[DATA LISTING start]
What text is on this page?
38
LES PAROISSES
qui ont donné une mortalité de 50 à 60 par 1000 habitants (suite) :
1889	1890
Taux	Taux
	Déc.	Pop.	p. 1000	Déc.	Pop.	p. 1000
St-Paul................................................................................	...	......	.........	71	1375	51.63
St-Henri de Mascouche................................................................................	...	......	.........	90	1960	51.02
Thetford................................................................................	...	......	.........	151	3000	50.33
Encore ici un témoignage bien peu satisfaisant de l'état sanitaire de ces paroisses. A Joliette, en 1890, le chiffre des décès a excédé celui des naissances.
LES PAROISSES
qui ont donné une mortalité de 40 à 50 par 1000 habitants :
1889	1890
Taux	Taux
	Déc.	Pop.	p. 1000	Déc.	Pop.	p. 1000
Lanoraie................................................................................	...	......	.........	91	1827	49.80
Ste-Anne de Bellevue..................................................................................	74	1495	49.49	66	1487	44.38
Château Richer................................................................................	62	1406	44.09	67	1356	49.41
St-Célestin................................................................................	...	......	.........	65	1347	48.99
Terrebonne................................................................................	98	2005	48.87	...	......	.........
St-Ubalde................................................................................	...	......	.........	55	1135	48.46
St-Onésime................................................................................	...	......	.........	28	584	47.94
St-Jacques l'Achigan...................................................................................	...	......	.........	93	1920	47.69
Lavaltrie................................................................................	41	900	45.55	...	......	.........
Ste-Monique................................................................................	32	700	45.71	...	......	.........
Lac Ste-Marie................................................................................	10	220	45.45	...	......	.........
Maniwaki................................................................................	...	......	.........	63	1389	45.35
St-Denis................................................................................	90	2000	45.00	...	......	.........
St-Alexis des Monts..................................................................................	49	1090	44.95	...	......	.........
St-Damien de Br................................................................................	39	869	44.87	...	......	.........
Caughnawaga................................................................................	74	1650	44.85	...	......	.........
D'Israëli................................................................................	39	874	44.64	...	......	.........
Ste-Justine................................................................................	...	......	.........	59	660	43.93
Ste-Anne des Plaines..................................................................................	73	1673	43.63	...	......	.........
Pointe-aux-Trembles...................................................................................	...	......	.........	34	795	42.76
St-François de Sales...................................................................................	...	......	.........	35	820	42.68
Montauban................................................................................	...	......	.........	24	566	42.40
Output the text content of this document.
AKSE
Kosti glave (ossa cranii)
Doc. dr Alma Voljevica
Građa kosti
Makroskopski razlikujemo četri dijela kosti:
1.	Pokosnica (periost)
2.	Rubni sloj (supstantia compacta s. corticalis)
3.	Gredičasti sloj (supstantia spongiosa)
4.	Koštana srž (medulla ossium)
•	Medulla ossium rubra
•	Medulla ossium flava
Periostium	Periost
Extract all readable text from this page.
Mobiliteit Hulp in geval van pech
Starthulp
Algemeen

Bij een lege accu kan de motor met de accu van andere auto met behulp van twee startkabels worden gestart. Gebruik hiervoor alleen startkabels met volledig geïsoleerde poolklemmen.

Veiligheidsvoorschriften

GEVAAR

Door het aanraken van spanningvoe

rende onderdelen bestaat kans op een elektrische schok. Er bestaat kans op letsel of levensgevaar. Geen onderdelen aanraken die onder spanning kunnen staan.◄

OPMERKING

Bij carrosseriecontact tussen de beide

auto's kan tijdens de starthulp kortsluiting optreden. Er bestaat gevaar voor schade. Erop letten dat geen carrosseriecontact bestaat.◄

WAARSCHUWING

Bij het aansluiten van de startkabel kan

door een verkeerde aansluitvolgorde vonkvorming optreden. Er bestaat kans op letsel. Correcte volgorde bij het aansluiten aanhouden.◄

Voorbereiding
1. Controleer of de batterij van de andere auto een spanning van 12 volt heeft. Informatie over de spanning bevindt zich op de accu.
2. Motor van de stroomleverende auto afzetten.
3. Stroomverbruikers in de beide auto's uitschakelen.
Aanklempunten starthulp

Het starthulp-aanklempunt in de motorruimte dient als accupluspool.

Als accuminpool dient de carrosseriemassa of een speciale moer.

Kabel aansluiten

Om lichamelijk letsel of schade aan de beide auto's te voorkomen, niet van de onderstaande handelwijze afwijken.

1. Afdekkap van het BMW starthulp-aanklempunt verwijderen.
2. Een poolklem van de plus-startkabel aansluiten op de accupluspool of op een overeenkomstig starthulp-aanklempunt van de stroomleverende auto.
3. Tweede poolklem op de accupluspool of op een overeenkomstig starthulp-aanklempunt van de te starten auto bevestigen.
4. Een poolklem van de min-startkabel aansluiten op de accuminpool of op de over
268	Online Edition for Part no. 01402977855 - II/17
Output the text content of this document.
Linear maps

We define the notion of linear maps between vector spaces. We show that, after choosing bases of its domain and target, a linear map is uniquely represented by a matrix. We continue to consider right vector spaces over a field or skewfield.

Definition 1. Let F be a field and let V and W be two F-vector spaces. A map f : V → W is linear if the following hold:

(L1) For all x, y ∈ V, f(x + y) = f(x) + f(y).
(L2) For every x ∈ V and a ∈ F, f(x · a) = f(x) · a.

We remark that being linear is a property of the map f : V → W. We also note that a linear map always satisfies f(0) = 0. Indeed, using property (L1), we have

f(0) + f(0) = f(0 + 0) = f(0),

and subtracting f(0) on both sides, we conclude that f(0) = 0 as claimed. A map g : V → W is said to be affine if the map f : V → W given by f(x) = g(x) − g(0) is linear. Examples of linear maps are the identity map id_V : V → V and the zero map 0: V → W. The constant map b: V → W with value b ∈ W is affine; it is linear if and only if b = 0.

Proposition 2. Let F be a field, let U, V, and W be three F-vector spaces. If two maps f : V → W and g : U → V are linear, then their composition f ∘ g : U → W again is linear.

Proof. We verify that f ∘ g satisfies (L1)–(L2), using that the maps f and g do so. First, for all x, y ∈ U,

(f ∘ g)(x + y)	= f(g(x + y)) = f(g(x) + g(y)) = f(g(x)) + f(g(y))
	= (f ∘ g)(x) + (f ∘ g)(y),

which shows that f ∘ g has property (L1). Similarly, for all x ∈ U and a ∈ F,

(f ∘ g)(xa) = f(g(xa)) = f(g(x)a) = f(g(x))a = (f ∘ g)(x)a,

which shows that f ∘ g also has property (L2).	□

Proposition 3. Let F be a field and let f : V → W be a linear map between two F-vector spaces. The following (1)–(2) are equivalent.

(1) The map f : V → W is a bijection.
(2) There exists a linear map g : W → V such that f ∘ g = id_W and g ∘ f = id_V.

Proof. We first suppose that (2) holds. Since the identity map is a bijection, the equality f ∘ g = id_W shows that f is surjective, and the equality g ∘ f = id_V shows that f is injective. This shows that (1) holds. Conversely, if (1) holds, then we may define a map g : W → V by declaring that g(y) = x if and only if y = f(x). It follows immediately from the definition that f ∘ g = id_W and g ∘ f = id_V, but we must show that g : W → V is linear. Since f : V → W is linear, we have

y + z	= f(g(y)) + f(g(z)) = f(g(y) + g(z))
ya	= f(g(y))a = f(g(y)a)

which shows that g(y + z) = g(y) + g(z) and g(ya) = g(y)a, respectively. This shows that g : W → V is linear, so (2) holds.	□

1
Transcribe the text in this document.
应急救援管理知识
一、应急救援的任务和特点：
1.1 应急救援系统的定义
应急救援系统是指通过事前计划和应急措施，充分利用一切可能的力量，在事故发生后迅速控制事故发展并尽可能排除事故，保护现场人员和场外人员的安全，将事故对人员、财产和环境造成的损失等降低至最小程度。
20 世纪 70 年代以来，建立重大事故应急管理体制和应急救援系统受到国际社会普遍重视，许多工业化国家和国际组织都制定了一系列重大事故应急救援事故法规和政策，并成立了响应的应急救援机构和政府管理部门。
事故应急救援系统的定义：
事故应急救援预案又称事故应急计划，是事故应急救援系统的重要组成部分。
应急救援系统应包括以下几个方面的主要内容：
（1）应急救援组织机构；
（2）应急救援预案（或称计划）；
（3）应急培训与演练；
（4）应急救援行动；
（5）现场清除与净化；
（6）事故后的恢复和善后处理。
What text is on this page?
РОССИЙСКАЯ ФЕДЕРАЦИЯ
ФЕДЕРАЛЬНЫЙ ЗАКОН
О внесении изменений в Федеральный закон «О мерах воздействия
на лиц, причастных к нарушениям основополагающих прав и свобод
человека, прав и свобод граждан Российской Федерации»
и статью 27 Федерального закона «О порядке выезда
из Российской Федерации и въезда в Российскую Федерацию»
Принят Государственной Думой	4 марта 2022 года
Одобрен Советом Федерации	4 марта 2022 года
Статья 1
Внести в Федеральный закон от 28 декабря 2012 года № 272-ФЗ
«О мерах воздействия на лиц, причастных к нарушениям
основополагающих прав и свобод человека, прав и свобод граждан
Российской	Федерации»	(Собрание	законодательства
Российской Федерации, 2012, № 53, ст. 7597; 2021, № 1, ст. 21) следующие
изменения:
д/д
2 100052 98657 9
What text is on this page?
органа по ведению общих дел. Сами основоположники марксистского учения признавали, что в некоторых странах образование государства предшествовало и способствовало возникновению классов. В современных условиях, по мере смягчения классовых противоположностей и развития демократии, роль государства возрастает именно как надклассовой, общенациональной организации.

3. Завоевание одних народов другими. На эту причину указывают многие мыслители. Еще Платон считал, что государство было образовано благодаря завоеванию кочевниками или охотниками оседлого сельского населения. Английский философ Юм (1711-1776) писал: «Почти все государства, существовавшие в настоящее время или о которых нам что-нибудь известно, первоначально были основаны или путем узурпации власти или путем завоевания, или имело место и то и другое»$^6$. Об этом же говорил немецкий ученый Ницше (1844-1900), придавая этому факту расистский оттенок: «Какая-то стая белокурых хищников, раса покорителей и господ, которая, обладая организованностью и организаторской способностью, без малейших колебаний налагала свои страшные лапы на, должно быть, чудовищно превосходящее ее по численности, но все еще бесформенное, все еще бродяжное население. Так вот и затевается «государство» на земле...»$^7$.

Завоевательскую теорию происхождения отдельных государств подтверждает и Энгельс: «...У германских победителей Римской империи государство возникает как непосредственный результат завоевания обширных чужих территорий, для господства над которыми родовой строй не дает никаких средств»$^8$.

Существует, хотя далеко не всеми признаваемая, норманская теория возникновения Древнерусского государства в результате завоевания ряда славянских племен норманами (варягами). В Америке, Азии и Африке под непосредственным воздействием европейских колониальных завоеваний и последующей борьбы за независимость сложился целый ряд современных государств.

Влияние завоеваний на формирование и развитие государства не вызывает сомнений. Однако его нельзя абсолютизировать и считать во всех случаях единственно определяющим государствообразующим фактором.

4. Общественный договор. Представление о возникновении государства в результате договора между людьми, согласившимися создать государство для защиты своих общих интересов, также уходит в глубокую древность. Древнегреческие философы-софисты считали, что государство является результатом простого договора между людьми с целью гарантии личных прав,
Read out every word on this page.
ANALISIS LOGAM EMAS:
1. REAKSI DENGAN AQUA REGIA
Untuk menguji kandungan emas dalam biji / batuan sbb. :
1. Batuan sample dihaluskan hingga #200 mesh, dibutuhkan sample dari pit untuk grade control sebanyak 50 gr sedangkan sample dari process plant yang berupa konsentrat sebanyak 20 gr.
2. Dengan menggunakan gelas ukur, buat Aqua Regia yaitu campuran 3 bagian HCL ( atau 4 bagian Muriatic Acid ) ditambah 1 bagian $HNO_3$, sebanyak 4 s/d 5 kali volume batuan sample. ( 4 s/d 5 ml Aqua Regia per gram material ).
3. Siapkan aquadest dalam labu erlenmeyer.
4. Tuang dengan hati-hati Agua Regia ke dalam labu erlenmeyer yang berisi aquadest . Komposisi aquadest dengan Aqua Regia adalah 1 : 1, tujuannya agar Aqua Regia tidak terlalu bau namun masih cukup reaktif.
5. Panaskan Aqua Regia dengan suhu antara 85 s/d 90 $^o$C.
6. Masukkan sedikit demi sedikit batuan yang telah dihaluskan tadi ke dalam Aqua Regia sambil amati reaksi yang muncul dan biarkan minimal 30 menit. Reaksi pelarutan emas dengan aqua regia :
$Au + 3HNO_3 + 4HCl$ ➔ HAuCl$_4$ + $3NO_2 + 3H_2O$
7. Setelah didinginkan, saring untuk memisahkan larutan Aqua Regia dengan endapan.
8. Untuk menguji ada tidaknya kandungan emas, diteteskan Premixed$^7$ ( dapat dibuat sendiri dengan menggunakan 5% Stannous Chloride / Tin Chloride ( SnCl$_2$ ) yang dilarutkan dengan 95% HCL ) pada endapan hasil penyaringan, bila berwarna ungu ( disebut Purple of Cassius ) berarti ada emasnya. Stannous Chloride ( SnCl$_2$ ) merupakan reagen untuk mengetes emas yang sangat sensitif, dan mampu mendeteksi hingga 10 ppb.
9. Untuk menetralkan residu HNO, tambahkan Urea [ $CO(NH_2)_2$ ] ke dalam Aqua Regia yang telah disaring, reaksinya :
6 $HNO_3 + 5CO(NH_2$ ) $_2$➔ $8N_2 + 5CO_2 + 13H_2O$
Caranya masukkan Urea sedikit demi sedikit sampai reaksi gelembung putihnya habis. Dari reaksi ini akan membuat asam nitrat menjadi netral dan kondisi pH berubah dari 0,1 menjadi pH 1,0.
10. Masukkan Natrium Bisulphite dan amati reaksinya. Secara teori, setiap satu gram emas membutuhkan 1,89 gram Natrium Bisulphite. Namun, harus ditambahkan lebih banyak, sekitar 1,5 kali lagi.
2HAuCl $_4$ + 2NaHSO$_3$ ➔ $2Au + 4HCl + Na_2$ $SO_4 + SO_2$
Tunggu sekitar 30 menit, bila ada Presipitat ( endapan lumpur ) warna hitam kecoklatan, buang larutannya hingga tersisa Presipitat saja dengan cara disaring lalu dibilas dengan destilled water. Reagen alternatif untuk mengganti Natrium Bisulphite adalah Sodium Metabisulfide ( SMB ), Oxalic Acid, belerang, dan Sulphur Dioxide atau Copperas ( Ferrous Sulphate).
[DATA LISTING end]
# PROBLEM REQUIREMENTS
Using the records given above, list every line that includes the word "optreden".

# ANSWER TO THIS TASK
auto's kan tijdens de starthulp kortsluiting optreden. Er bestaat gevaar voor schade. Erop letten dat geen carrosseriecontact bestaat.◄
door een verkeerde aansluitvolgorde vonkvorming optreden. Er bestaat kans op letsel. Correcte volgorde bij het aansluiten aanhouden.◄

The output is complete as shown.